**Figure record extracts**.
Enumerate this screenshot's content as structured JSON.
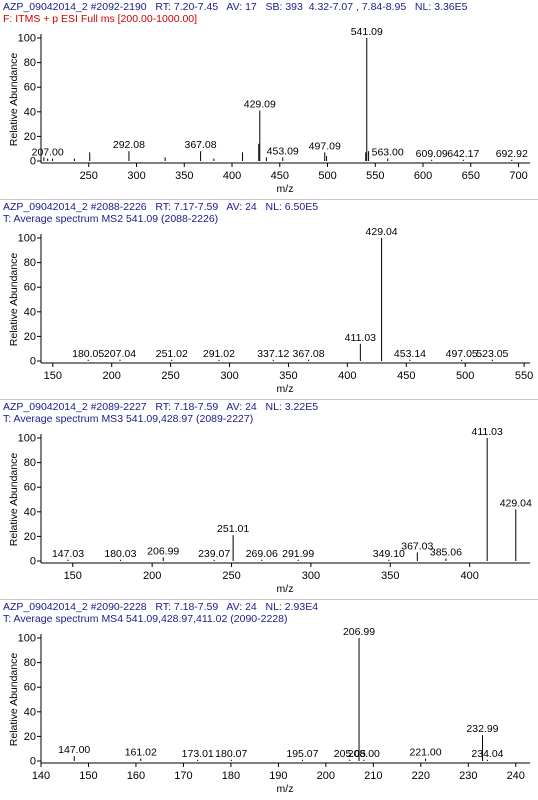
{
  "chart_data": [
    {
      "type": "bar",
      "header_line1": "AZP_09042014_2 #2092-2190   RT: 7.20-7.45   AV: 17   SB: 393  4.32-7.07 , 7.84-8.95   NL: 3.36E5",
      "header_line2": "F: ITMS + p ESI Full ms [200.00-1000.00]",
      "header_line2_color": "#cc0000",
      "xlabel": "m/z",
      "ylabel": "Relative Abundance",
      "xlim": [
        200,
        712
      ],
      "ylim": [
        0,
        100
      ],
      "xticks": [
        250,
        300,
        350,
        400,
        450,
        500,
        550,
        600,
        650,
        700
      ],
      "yticks": [
        0,
        20,
        40,
        60,
        80,
        100
      ],
      "peaks": [
        {
          "x": 203,
          "y": 3
        },
        {
          "x": 207.0,
          "y": 2,
          "label": "207.00"
        },
        {
          "x": 212,
          "y": 2
        },
        {
          "x": 235,
          "y": 2
        },
        {
          "x": 251,
          "y": 7
        },
        {
          "x": 292.08,
          "y": 8,
          "label": "292.08"
        },
        {
          "x": 330,
          "y": 3
        },
        {
          "x": 367.08,
          "y": 8,
          "label": "367.08"
        },
        {
          "x": 381,
          "y": 2
        },
        {
          "x": 411,
          "y": 7
        },
        {
          "x": 428,
          "y": 14
        },
        {
          "x": 429.09,
          "y": 41,
          "label": "429.09"
        },
        {
          "x": 436,
          "y": 3
        },
        {
          "x": 453.09,
          "y": 3,
          "label": "453.09"
        },
        {
          "x": 497.09,
          "y": 7,
          "label": "497.09"
        },
        {
          "x": 499,
          "y": 4
        },
        {
          "x": 540,
          "y": 7
        },
        {
          "x": 541.09,
          "y": 100,
          "label": "541.09"
        },
        {
          "x": 543,
          "y": 8
        },
        {
          "x": 563.0,
          "y": 2,
          "label": "563.00"
        },
        {
          "x": 609.09,
          "y": 1,
          "label": "609.09"
        },
        {
          "x": 642.17,
          "y": 1,
          "label": "642.17"
        },
        {
          "x": 692.92,
          "y": 1,
          "label": "692.92"
        }
      ]
    },
    {
      "type": "bar",
      "header_line1": "AZP_09042014_2 #2088-2226   RT: 7.17-7.59   AV: 24   NL: 6.50E5",
      "header_line2": "T: Average spectrum MS2 541.09 (2088-2226)",
      "header_line2_color": "#1a1a8c",
      "xlabel": "m/z",
      "ylabel": "Relative Abundance",
      "xlim": [
        140,
        555
      ],
      "ylim": [
        0,
        100
      ],
      "xticks": [
        150,
        200,
        250,
        300,
        350,
        400,
        450,
        500,
        550
      ],
      "yticks": [
        0,
        20,
        40,
        60,
        80,
        100
      ],
      "peaks": [
        {
          "x": 180.05,
          "y": 1,
          "label": "180.05"
        },
        {
          "x": 207.04,
          "y": 1,
          "label": "207.04"
        },
        {
          "x": 251.02,
          "y": 1,
          "label": "251.02"
        },
        {
          "x": 291.02,
          "y": 1,
          "label": "291.02"
        },
        {
          "x": 337.12,
          "y": 1,
          "label": "337.12"
        },
        {
          "x": 367.08,
          "y": 1,
          "label": "367.08"
        },
        {
          "x": 411.03,
          "y": 14,
          "label": "411.03"
        },
        {
          "x": 429.04,
          "y": 100,
          "label": "429.04"
        },
        {
          "x": 453.14,
          "y": 1,
          "label": "453.14"
        },
        {
          "x": 497.05,
          "y": 1,
          "label": "497.05"
        },
        {
          "x": 523.05,
          "y": 1,
          "label": "523.05"
        }
      ]
    },
    {
      "type": "bar",
      "header_line1": "AZP_09042014_2 #2089-2227   RT: 7.18-7.59   AV: 24   NL: 3.22E5",
      "header_line2": "T: Average spectrum MS3 541.09,428.97 (2089-2227)",
      "header_line2_color": "#1a1a8c",
      "xlabel": "m/z",
      "ylabel": "Relative Abundance",
      "xlim": [
        130,
        438
      ],
      "ylim": [
        0,
        100
      ],
      "xticks": [
        150,
        200,
        250,
        300,
        350,
        400
      ],
      "yticks": [
        0,
        20,
        40,
        60,
        80,
        100
      ],
      "peaks": [
        {
          "x": 147.03,
          "y": 1,
          "label": "147.03"
        },
        {
          "x": 180.03,
          "y": 1,
          "label": "180.03"
        },
        {
          "x": 206.99,
          "y": 3,
          "label": "206.99"
        },
        {
          "x": 239.07,
          "y": 1,
          "label": "239.07"
        },
        {
          "x": 251.01,
          "y": 21,
          "label": "251.01"
        },
        {
          "x": 269.06,
          "y": 1,
          "label": "269.06"
        },
        {
          "x": 291.99,
          "y": 1,
          "label": "291.99"
        },
        {
          "x": 349.1,
          "y": 1,
          "label": "349.10"
        },
        {
          "x": 367.03,
          "y": 7,
          "label": "367.03"
        },
        {
          "x": 385.06,
          "y": 2,
          "label": "385.06"
        },
        {
          "x": 411.03,
          "y": 100,
          "label": "411.03"
        },
        {
          "x": 429.04,
          "y": 42,
          "label": "429.04"
        }
      ]
    },
    {
      "type": "bar",
      "header_line1": "AZP_09042014_2 #2090-2228   RT: 7.18-7.59   AV: 24   NL: 2.93E4",
      "header_line2": "T: Average spectrum MS4 541.09,428.97,411.02 (2090-2228)",
      "header_line2_color": "#1a1a8c",
      "xlabel": "m/z",
      "ylabel": "Relative Abundance",
      "xlim": [
        140,
        243
      ],
      "ylim": [
        0,
        100
      ],
      "xticks": [
        140,
        150,
        160,
        170,
        180,
        190,
        200,
        210,
        220,
        230,
        240
      ],
      "yticks": [
        0,
        20,
        40,
        60,
        80,
        100
      ],
      "peaks": [
        {
          "x": 147.0,
          "y": 4,
          "label": "147.00"
        },
        {
          "x": 161.02,
          "y": 2,
          "label": "161.02"
        },
        {
          "x": 173.01,
          "y": 1,
          "label": "173.01"
        },
        {
          "x": 180.07,
          "y": 1,
          "label": "180.07"
        },
        {
          "x": 195.07,
          "y": 1,
          "label": "195.07"
        },
        {
          "x": 205.05,
          "y": 1,
          "label": "205.05"
        },
        {
          "x": 206.99,
          "y": 100,
          "label": "206.99"
        },
        {
          "x": 208.0,
          "y": 1,
          "label": "208.00"
        },
        {
          "x": 221.0,
          "y": 2,
          "label": "221.00"
        },
        {
          "x": 232.99,
          "y": 21,
          "label": "232.99"
        },
        {
          "x": 234.04,
          "y": 1,
          "label": "234.04"
        }
      ]
    }
  ]
}
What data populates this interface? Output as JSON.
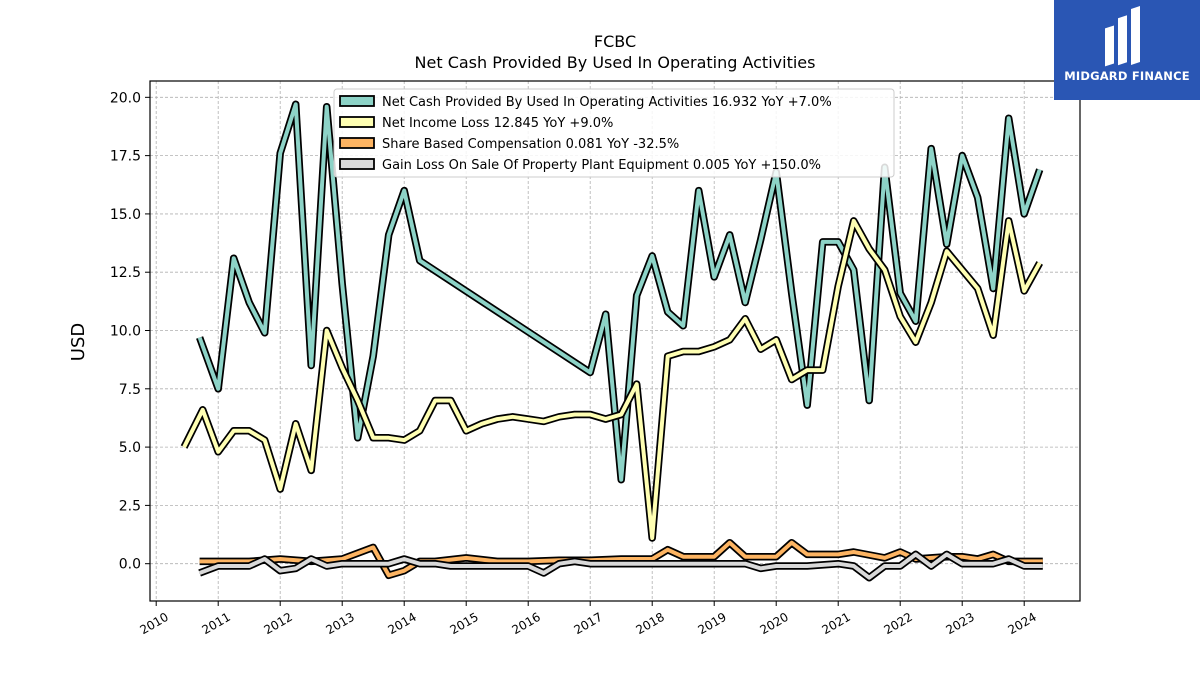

**WHAT YOU WILL DO**.
Copy the material above exactly and drop the pictures.

**FINAL RESULT**.
Enumerate this screenshot's content as structured JSON.
{
  "chart_data": [
    {
      "type": "bar",
      "header_line1": "AZP_09042014_2 #2092-2190   RT: 7.20-7.45   AV: 17   SB: 393  4.32-7.07 , 7.84-8.95   NL: 3.36E5",
      "header_line2": "F: ITMS + p ESI Full ms [200.00-1000.00]",
      "header_line2_color": "#cc0000",
      "xlabel": "m/z",
      "ylabel": "Relative Abundance",
      "xlim": [
        200,
        712
      ],
      "ylim": [
        0,
        100
      ],
      "xticks": [
        250,
        300,
        350,
        400,
        450,
        500,
        550,
        600,
        650,
        700
      ],
      "yticks": [
        0,
        20,
        40,
        60,
        80,
        100
      ],
      "peaks": [
        {
          "x": 203,
          "y": 3
        },
        {
          "x": 207.0,
          "y": 2,
          "label": "207.00"
        },
        {
          "x": 212,
          "y": 2
        },
        {
          "x": 235,
          "y": 2
        },
        {
          "x": 251,
          "y": 7
        },
        {
          "x": 292.08,
          "y": 8,
          "label": "292.08"
        },
        {
          "x": 330,
          "y": 3
        },
        {
          "x": 367.08,
          "y": 8,
          "label": "367.08"
        },
        {
          "x": 381,
          "y": 2
        },
        {
          "x": 411,
          "y": 7
        },
        {
          "x": 428,
          "y": 14
        },
        {
          "x": 429.09,
          "y": 41,
          "label": "429.09"
        },
        {
          "x": 436,
          "y": 3
        },
        {
          "x": 453.09,
          "y": 3,
          "label": "453.09"
        },
        {
          "x": 497.09,
          "y": 7,
          "label": "497.09"
        },
        {
          "x": 499,
          "y": 4
        },
        {
          "x": 540,
          "y": 7
        },
        {
          "x": 541.09,
          "y": 100,
          "label": "541.09"
        },
        {
          "x": 543,
          "y": 8
        },
        {
          "x": 563.0,
          "y": 2,
          "label": "563.00"
        },
        {
          "x": 609.09,
          "y": 1,
          "label": "609.09"
        },
        {
          "x": 642.17,
          "y": 1,
          "label": "642.17"
        },
        {
          "x": 692.92,
          "y": 1,
          "label": "692.92"
        }
      ]
    },
    {
      "type": "bar",
      "header_line1": "AZP_09042014_2 #2088-2226   RT: 7.17-7.59   AV: 24   NL: 6.50E5",
      "header_line2": "T: Average spectrum MS2 541.09 (2088-2226)",
      "header_line2_color": "#1a1a8c",
      "xlabel": "m/z",
      "ylabel": "Relative Abundance",
      "xlim": [
        140,
        555
      ],
      "ylim": [
        0,
        100
      ],
      "xticks": [
        150,
        200,
        250,
        300,
        350,
        400,
        450,
        500,
        550
      ],
      "yticks": [
        0,
        20,
        40,
        60,
        80,
        100
      ],
      "peaks": [
        {
          "x": 180.05,
          "y": 1,
          "label": "180.05"
        },
        {
          "x": 207.04,
          "y": 1,
          "label": "207.04"
        },
        {
          "x": 251.02,
          "y": 1,
          "label": "251.02"
        },
        {
          "x": 291.02,
          "y": 1,
          "label": "291.02"
        },
        {
          "x": 337.12,
          "y": 1,
          "label": "337.12"
        },
        {
          "x": 367.08,
          "y": 1,
          "label": "367.08"
        },
        {
          "x": 411.03,
          "y": 14,
          "label": "411.03"
        },
        {
          "x": 429.04,
          "y": 100,
          "label": "429.04"
        },
        {
          "x": 453.14,
          "y": 1,
          "label": "453.14"
        },
        {
          "x": 497.05,
          "y": 1,
          "label": "497.05"
        },
        {
          "x": 523.05,
          "y": 1,
          "label": "523.05"
        }
      ]
    },
    {
      "type": "bar",
      "header_line1": "AZP_09042014_2 #2089-2227   RT: 7.18-7.59   AV: 24   NL: 3.22E5",
      "header_line2": "T: Average spectrum MS3 541.09,428.97 (2089-2227)",
      "header_line2_color": "#1a1a8c",
      "xlabel": "m/z",
      "ylabel": "Relative Abundance",
      "xlim": [
        130,
        438
      ],
      "ylim": [
        0,
        100
      ],
      "xticks": [
        150,
        200,
        250,
        300,
        350,
        400
      ],
      "yticks": [
        0,
        20,
        40,
        60,
        80,
        100
      ],
      "peaks": [
        {
          "x": 147.03,
          "y": 1,
          "label": "147.03"
        },
        {
          "x": 180.03,
          "y": 1,
          "label": "180.03"
        },
        {
          "x": 206.99,
          "y": 3,
          "label": "206.99"
        },
        {
          "x": 239.07,
          "y": 1,
          "label": "239.07"
        },
        {
          "x": 251.01,
          "y": 21,
          "label": "251.01"
        },
        {
          "x": 269.06,
          "y": 1,
          "label": "269.06"
        },
        {
          "x": 291.99,
          "y": 1,
          "label": "291.99"
        },
        {
          "x": 349.1,
          "y": 1,
          "label": "349.10"
        },
        {
          "x": 367.03,
          "y": 7,
          "label": "367.03"
        },
        {
          "x": 385.06,
          "y": 2,
          "label": "385.06"
        },
        {
          "x": 411.03,
          "y": 100,
          "label": "411.03"
        },
        {
          "x": 429.04,
          "y": 42,
          "label": "429.04"
        }
      ]
    },
    {
      "type": "bar",
      "header_line1": "AZP_09042014_2 #2090-2228   RT: 7.18-7.59   AV: 24   NL: 2.93E4",
      "header_line2": "T: Average spectrum MS4 541.09,428.97,411.02 (2090-2228)",
      "header_line2_color": "#1a1a8c",
      "xlabel": "m/z",
      "ylabel": "Relative Abundance",
      "xlim": [
        140,
        243
      ],
      "ylim": [
        0,
        100
      ],
      "xticks": [
        140,
        150,
        160,
        170,
        180,
        190,
        200,
        210,
        220,
        230,
        240
      ],
      "yticks": [
        0,
        20,
        40,
        60,
        80,
        100
      ],
      "peaks": [
        {
          "x": 147.0,
          "y": 4,
          "label": "147.00"
        },
        {
          "x": 161.02,
          "y": 2,
          "label": "161.02"
        },
        {
          "x": 173.01,
          "y": 1,
          "label": "173.01"
        },
        {
          "x": 180.07,
          "y": 1,
          "label": "180.07"
        },
        {
          "x": 195.07,
          "y": 1,
          "label": "195.07"
        },
        {
          "x": 205.05,
          "y": 1,
          "label": "205.05"
        },
        {
          "x": 206.99,
          "y": 100,
          "label": "206.99"
        },
        {
          "x": 208.0,
          "y": 1,
          "label": "208.00"
        },
        {
          "x": 221.0,
          "y": 2,
          "label": "221.00"
        },
        {
          "x": 232.99,
          "y": 21,
          "label": "232.99"
        },
        {
          "x": 234.04,
          "y": 1,
          "label": "234.04"
        }
      ]
    }
  ]
}
What data populates this interface? Output as JSON.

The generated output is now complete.